AIM OF THE EXERCISE » Select the lines below containing the word "this".

══ PROVIDED ENTRIES

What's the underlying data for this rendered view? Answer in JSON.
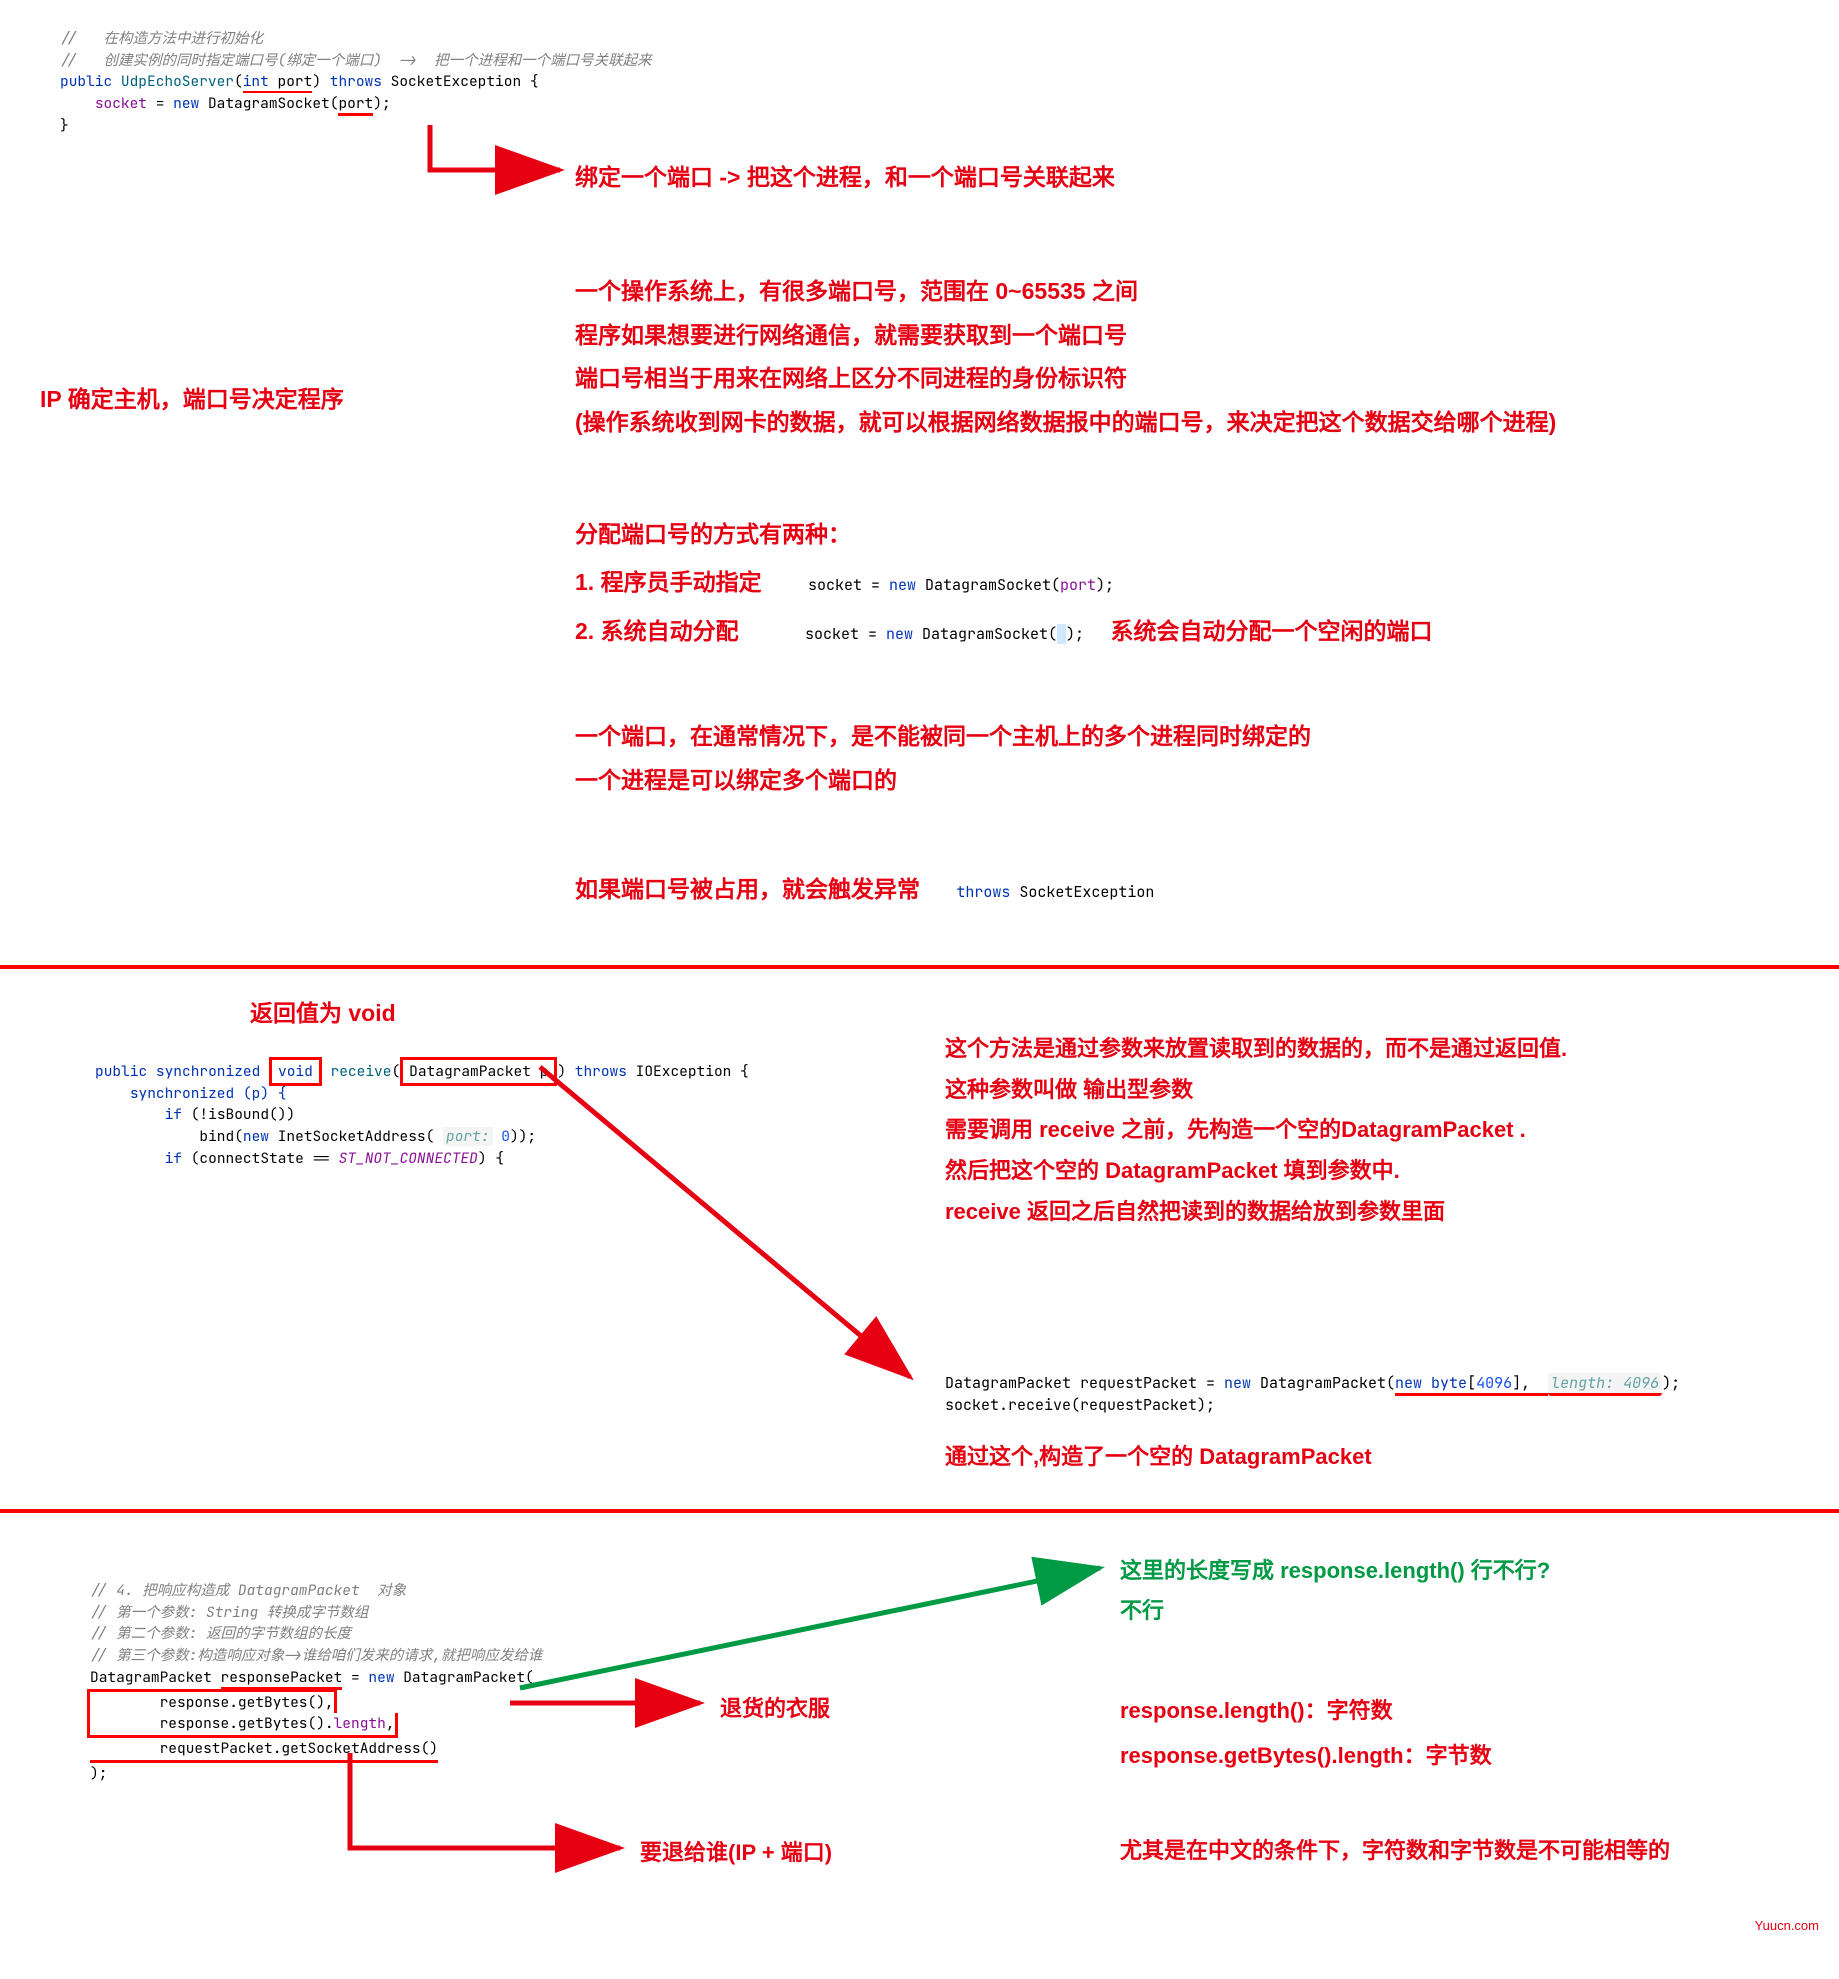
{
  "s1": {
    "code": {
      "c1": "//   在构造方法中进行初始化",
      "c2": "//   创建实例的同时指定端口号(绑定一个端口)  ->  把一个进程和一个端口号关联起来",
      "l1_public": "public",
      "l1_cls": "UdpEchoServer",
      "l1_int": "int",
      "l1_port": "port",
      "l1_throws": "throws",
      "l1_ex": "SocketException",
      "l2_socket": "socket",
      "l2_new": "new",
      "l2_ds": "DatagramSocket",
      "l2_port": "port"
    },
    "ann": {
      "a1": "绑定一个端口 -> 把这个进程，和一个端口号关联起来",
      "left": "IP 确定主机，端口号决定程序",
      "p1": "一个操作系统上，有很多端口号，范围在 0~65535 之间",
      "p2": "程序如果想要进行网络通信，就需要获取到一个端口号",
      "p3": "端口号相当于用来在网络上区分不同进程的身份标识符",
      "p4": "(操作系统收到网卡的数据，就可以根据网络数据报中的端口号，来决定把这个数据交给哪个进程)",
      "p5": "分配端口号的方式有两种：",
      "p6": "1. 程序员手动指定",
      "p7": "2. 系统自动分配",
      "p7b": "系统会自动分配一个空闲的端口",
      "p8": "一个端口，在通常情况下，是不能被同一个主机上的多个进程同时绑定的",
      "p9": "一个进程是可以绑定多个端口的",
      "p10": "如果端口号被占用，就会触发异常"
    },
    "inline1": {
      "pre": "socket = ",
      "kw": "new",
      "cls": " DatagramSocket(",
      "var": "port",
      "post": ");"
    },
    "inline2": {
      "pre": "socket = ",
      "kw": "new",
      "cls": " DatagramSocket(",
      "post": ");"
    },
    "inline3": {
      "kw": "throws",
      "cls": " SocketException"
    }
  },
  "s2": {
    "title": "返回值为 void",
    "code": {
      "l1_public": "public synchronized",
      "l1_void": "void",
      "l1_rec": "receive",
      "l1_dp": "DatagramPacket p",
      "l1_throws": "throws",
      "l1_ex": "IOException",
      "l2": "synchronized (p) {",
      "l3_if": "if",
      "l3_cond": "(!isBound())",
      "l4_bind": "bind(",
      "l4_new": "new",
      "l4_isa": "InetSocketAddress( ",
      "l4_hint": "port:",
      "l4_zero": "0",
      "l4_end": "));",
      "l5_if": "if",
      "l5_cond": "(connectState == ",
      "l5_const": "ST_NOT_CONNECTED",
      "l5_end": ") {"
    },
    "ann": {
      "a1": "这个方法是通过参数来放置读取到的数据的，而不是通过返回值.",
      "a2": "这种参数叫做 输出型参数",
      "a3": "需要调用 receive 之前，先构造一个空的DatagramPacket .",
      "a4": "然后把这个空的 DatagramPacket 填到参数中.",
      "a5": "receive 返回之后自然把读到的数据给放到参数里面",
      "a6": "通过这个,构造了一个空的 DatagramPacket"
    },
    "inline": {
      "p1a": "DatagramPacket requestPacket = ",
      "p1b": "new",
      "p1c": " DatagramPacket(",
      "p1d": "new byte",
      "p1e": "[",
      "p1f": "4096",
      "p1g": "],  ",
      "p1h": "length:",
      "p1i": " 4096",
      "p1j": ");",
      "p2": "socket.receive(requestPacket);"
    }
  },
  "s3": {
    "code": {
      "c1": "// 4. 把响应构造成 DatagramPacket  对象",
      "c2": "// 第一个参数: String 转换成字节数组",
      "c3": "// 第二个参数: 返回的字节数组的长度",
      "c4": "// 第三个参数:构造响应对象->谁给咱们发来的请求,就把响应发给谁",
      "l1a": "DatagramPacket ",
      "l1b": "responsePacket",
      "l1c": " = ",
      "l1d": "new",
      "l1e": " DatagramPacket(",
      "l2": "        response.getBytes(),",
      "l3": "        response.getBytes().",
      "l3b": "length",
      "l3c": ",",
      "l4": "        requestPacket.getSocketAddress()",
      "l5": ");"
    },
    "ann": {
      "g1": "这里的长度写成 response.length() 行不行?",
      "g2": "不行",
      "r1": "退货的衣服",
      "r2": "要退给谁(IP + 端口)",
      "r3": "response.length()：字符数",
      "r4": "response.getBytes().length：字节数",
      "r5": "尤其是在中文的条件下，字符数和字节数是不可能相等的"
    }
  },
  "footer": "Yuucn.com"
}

════
══ PROVIDED ENTRIES

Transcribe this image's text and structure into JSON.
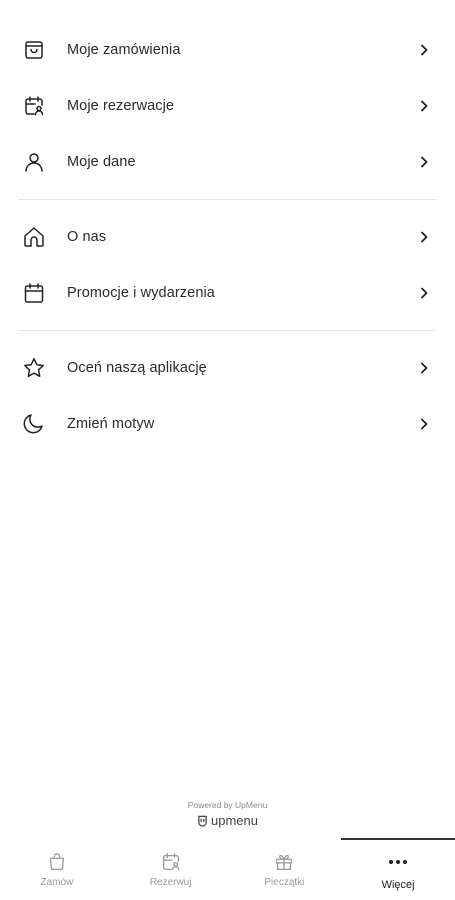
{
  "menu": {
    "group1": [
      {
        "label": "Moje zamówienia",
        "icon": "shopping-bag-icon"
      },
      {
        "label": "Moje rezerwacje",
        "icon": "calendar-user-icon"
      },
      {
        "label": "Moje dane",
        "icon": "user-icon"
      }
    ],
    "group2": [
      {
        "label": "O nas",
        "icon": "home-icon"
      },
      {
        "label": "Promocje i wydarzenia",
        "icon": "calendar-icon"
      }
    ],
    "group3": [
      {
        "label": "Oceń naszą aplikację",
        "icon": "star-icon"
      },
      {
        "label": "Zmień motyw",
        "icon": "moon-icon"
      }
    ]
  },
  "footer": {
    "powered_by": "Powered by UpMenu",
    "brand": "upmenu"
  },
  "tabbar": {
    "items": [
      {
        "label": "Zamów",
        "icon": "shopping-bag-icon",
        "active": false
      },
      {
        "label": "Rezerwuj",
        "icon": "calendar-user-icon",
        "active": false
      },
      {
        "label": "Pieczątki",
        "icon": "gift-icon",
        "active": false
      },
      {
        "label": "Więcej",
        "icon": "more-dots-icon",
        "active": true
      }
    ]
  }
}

════

FINISHED ANSWER »
What's the underlying data for this rendered view? Answer in JSON.
Transcribe this image's text and structure into JSON.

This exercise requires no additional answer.